DESCRIPTION OF THE TASK
For each line of the data below that holds "text", copy the line.

[Records from a data source]
------------------------------
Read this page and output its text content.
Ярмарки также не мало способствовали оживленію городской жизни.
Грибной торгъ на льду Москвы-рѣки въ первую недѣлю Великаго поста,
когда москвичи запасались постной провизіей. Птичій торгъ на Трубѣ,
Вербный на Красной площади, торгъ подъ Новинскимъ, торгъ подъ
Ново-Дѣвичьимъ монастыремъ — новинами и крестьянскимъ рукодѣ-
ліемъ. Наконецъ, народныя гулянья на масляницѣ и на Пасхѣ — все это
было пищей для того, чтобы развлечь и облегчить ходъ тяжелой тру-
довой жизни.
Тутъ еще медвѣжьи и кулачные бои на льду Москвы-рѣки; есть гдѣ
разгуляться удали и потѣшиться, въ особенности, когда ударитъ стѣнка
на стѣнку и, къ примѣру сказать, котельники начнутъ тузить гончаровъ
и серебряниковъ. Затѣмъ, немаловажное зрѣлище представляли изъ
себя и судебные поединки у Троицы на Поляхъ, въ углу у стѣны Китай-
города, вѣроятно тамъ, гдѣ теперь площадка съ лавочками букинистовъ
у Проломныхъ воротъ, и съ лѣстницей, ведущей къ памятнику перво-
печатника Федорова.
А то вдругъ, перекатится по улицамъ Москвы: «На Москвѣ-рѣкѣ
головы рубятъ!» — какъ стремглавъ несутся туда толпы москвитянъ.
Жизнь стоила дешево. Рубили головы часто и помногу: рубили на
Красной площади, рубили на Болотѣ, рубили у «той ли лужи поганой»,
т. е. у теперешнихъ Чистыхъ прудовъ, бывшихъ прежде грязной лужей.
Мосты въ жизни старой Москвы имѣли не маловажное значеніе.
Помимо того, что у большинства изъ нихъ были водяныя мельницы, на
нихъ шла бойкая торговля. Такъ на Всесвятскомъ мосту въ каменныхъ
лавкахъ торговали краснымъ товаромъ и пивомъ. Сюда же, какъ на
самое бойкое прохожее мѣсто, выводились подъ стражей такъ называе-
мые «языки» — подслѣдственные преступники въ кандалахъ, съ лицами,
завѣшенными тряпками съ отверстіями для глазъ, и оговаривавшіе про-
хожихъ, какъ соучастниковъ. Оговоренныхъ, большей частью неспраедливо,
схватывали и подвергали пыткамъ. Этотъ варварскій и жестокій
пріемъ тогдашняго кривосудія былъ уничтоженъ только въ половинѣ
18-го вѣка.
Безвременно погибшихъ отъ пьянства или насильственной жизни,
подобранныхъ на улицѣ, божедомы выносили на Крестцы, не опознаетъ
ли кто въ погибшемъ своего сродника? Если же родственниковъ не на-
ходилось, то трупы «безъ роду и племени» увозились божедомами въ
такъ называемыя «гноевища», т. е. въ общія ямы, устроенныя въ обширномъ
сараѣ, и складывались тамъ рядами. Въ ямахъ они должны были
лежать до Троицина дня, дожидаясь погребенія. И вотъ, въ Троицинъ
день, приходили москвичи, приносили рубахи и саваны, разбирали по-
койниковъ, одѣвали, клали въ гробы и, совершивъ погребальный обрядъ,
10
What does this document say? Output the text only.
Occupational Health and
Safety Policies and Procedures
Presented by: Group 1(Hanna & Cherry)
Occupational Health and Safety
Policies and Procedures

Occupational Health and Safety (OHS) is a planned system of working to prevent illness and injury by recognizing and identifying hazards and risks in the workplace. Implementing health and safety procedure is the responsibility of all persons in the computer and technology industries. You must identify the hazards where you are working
------------------------------
CORRECT RESULT
Read this page and output its text content.
What does this document say? Output the text only.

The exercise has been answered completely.